__Exercise directions__: Repeat, exactly and in full, the lines of the listing below, but without any pictures.
'''
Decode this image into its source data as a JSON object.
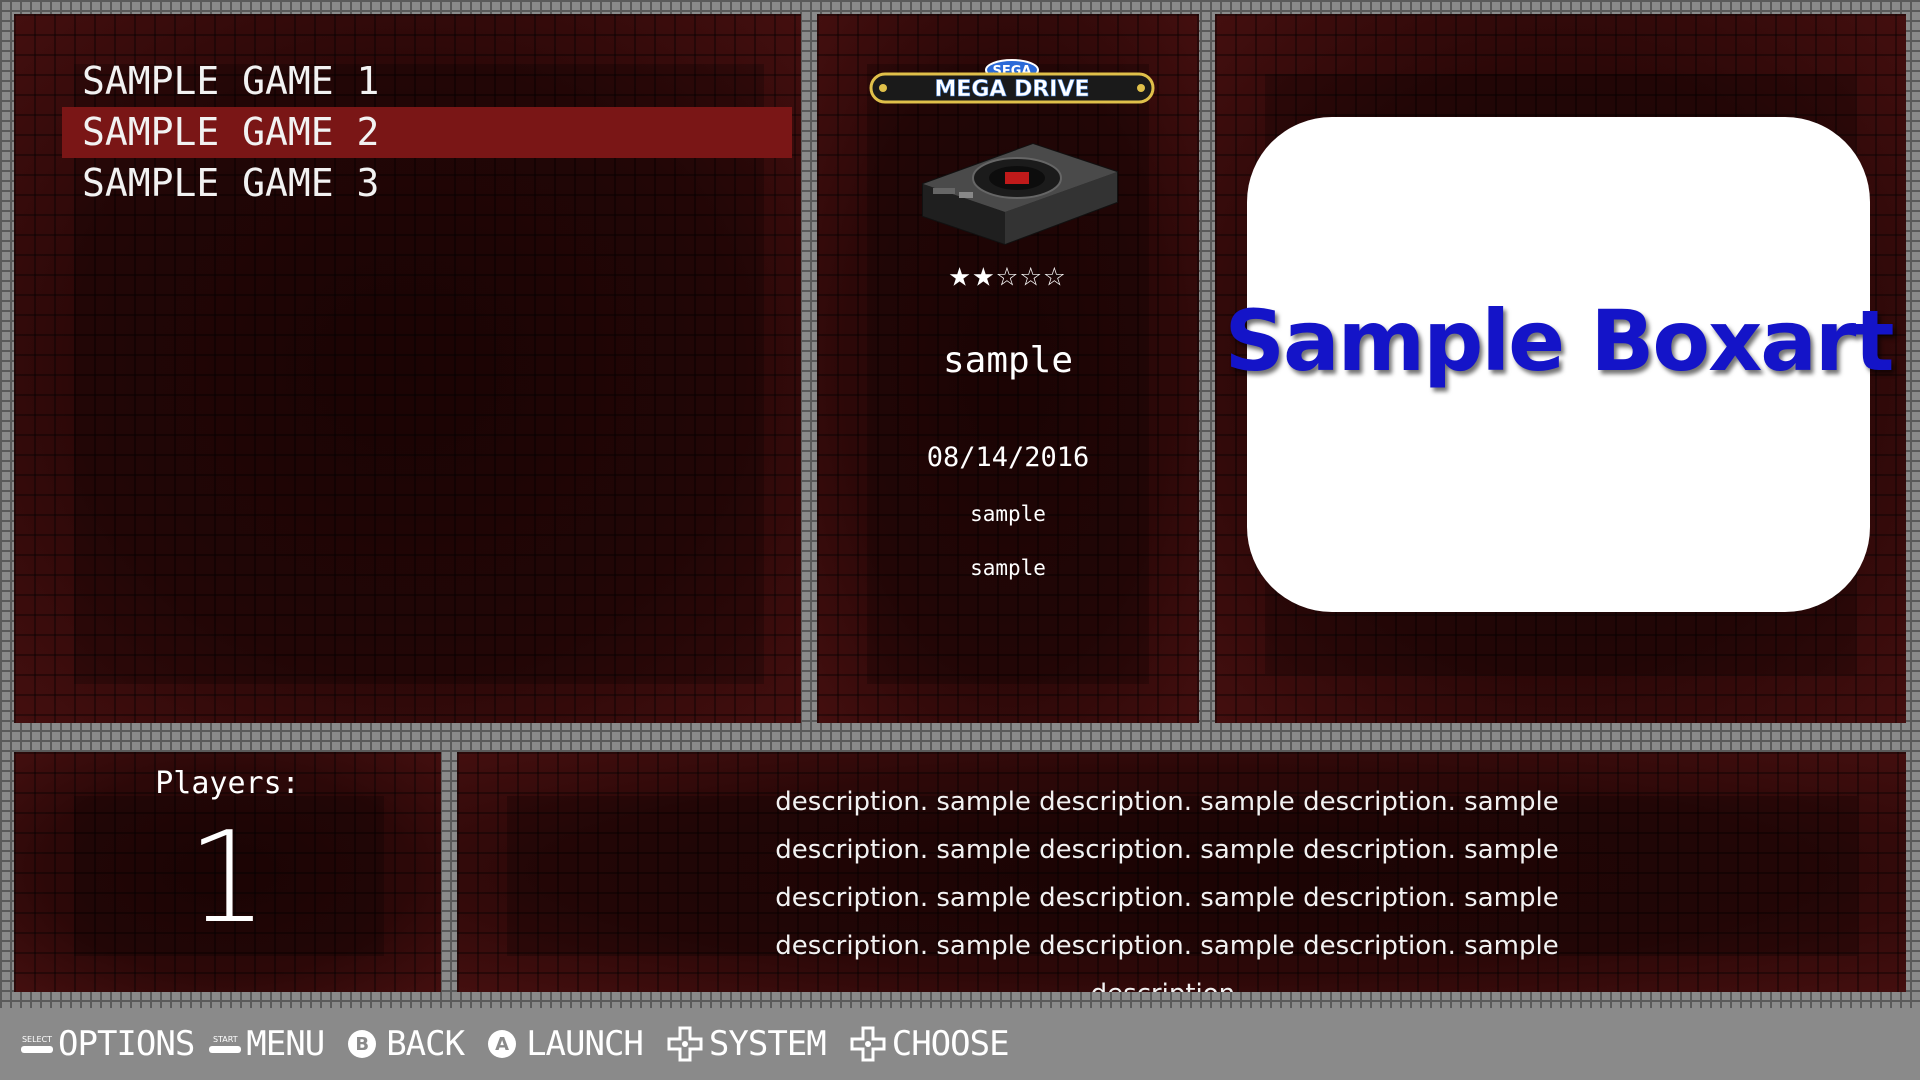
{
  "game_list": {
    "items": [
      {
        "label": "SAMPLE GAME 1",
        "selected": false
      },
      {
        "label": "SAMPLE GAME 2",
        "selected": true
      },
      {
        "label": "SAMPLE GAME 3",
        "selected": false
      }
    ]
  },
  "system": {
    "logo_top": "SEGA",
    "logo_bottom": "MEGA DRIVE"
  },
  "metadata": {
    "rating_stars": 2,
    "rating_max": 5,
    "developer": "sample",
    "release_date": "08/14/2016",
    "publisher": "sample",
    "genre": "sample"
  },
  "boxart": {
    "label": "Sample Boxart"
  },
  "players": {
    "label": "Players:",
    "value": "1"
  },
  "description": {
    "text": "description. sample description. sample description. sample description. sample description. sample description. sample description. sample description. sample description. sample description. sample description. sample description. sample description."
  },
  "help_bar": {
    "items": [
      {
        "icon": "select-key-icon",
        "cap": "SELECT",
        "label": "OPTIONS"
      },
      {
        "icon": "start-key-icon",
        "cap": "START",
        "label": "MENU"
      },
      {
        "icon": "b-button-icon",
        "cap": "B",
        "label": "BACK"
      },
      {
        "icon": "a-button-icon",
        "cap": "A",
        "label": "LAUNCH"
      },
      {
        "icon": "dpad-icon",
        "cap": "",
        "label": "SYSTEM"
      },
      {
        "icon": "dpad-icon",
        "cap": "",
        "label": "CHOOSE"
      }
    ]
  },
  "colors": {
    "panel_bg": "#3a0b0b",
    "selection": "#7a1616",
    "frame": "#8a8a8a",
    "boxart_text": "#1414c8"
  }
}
'''
__Reply__:
Decode this image into its source data as a JSON object.
{
  "game_list": {
    "items": [
      {
        "label": "SAMPLE GAME 1",
        "selected": false
      },
      {
        "label": "SAMPLE GAME 2",
        "selected": true
      },
      {
        "label": "SAMPLE GAME 3",
        "selected": false
      }
    ]
  },
  "system": {
    "logo_top": "SEGA",
    "logo_bottom": "MEGA DRIVE"
  },
  "metadata": {
    "rating_stars": 2,
    "rating_max": 5,
    "developer": "sample",
    "release_date": "08/14/2016",
    "publisher": "sample",
    "genre": "sample"
  },
  "boxart": {
    "label": "Sample Boxart"
  },
  "players": {
    "label": "Players:",
    "value": "1"
  },
  "description": {
    "text": "description. sample description. sample description. sample description. sample description. sample description. sample description. sample description. sample description. sample description. sample description. sample description. sample description."
  },
  "help_bar": {
    "items": [
      {
        "icon": "select-key-icon",
        "cap": "SELECT",
        "label": "OPTIONS"
      },
      {
        "icon": "start-key-icon",
        "cap": "START",
        "label": "MENU"
      },
      {
        "icon": "b-button-icon",
        "cap": "B",
        "label": "BACK"
      },
      {
        "icon": "a-button-icon",
        "cap": "A",
        "label": "LAUNCH"
      },
      {
        "icon": "dpad-icon",
        "cap": "",
        "label": "SYSTEM"
      },
      {
        "icon": "dpad-icon",
        "cap": "",
        "label": "CHOOSE"
      }
    ]
  },
  "colors": {
    "panel_bg": "#3a0b0b",
    "selection": "#7a1616",
    "frame": "#8a8a8a",
    "boxart_text": "#1414c8"
  }
}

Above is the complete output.